[start of DATA SHOWN]
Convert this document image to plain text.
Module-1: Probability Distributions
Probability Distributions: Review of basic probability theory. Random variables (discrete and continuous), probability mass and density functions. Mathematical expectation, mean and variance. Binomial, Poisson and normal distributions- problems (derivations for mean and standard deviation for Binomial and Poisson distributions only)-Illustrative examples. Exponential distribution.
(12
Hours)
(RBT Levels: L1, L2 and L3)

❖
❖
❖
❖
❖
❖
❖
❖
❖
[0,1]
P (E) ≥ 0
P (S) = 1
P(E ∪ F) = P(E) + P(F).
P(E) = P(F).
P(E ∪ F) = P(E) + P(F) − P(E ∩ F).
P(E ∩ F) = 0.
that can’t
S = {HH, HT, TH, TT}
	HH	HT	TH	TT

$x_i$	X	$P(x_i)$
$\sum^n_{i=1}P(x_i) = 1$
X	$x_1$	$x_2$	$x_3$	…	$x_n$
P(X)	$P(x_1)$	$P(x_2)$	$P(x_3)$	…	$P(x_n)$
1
[end of DATA SHOWN]
WORK TO COMPLETE = Write out every line of the records exactly.

SOLUTION TO THIS TASK =
Convert this document image to plain text.
Module-1: Probability Distributions
Probability Distributions: Review of basic probability theory. Random variables (discrete and continuous), probability mass and density functions. Mathematical expectation, mean and variance. Binomial, Poisson and normal distributions- problems (derivations for mean and standard deviation for Binomial and Poisson distributions only)-Illustrative examples. Exponential distribution.
(12
Hours)
(RBT Levels: L1, L2 and L3)

❖
❖
❖
❖
❖
❖
❖
❖
❖
[0,1]
P (E) ≥ 0
P (S) = 1
P(E ∪ F) = P(E) + P(F).
P(E) = P(F).
P(E ∪ F) = P(E) + P(F) − P(E ∩ F).
P(E ∩ F) = 0.
that can’t
S = {HH, HT, TH, TT}
	HH	HT	TH	TT

$x_i$	X	$P(x_i)$
$\sum^n_{i=1}P(x_i) = 1$
X	$x_1$	$x_2$	$x_3$	…	$x_n$
P(X)	$P(x_1)$	$P(x_2)$	$P(x_3)$	…	$P(x_n)$
1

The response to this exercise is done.